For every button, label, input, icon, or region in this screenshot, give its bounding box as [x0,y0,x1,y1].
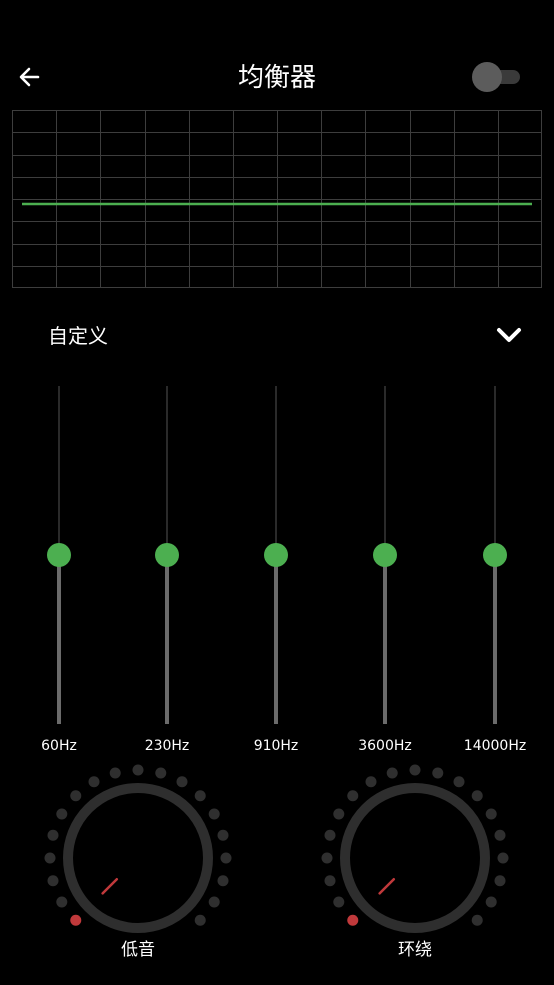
knob-level-dot [485,808,497,820]
knob-level-dot [347,790,359,802]
band-frequency-label: 60Hz [41,738,77,754]
knob-level-dot [365,776,377,788]
band-thumb[interactable] [264,543,288,567]
knob-level-dot [155,767,167,779]
band-thumb[interactable] [483,543,507,567]
knob-level-dot [321,852,333,864]
toggle-knob [472,62,502,92]
knob-level-dot [409,764,421,776]
knob-level-dot [194,790,206,802]
surround-knob[interactable] [315,758,515,958]
band-slider-60hz[interactable]: 60Hz [19,386,99,766]
eq-grid [12,110,542,288]
knob-level-dot [109,767,121,779]
knob-level-dot [494,829,506,841]
band-slider-230hz[interactable]: 230Hz [127,386,207,766]
bass-knob[interactable] [38,758,238,958]
page-title: 均衡器 [237,63,316,93]
knob-level-dot [56,808,68,820]
knob-level-dot [324,829,336,841]
preset-label: 自定义 [48,324,108,348]
band-fill [383,555,387,724]
knob-level-dot [208,896,220,908]
bass-knob-dial [44,764,232,933]
knob-level-dot [432,767,444,779]
band-thumb[interactable] [47,543,71,567]
knob-level-dot [497,852,509,864]
chevron-down-icon [497,328,521,342]
knob-level-dot [324,875,336,887]
bass-knob-ring [63,783,213,933]
knob-level-dot [56,896,68,908]
bass-label: 低音 [121,940,155,960]
eq-response-graph [12,110,542,288]
knob-level-dot [70,790,82,802]
band-thumb[interactable] [155,543,179,567]
band-frequency-label: 3600Hz [358,738,412,754]
knob-level-dot [347,914,359,926]
knob-level-dot [220,852,232,864]
knob-level-dot [132,764,144,776]
knob-level-dot [194,914,206,926]
band-frequency-label: 14000Hz [463,738,527,754]
knob-level-dot [88,776,100,788]
band-fill [165,555,169,724]
band-fill [57,555,61,724]
preset-selector[interactable]: 自定义 [0,310,554,356]
band-slider-3600hz[interactable]: 3600Hz [345,386,425,766]
band-slider-910hz[interactable]: 910Hz [236,386,316,766]
knob-level-dot [70,914,82,926]
knob-level-dot [485,896,497,908]
equalizer-toggle[interactable] [472,62,522,92]
band-fill [493,555,497,724]
surround-knob-dial [321,764,509,933]
band-slider-14000hz[interactable]: 14000Hz [455,386,535,766]
knob-level-dot [47,829,59,841]
band-fill [274,555,278,724]
knob-level-dot [333,808,345,820]
knob-level-dot [471,790,483,802]
preset-dropdown-button[interactable] [494,324,524,346]
knob-level-dot [494,875,506,887]
knob-level-dot [217,875,229,887]
knob-level-dot [386,767,398,779]
knob-level-dot [208,808,220,820]
knob-level-dot [44,852,56,864]
knob-level-dot [47,875,59,887]
surround-label: 环绕 [398,940,432,960]
knob-level-dot [217,829,229,841]
band-frequency-label: 230Hz [144,738,190,754]
knob-level-dot [453,776,465,788]
knob-level-dot [471,914,483,926]
knob-level-dot [176,776,188,788]
band-thumb[interactable] [373,543,397,567]
surround-knob-ring [340,783,490,933]
band-frequency-label: 910Hz [253,738,299,754]
knob-level-dot [333,896,345,908]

========================

* _What you should do_
Show every line of the listing above that contains the string "icon", treating uppercase and lowercase as different.

* _Answer_
For every button, label, input, icon, or region in this screenshot, give its bounding box as [x0,y0,x1,y1].
chevron-down-icon [497,328,521,342]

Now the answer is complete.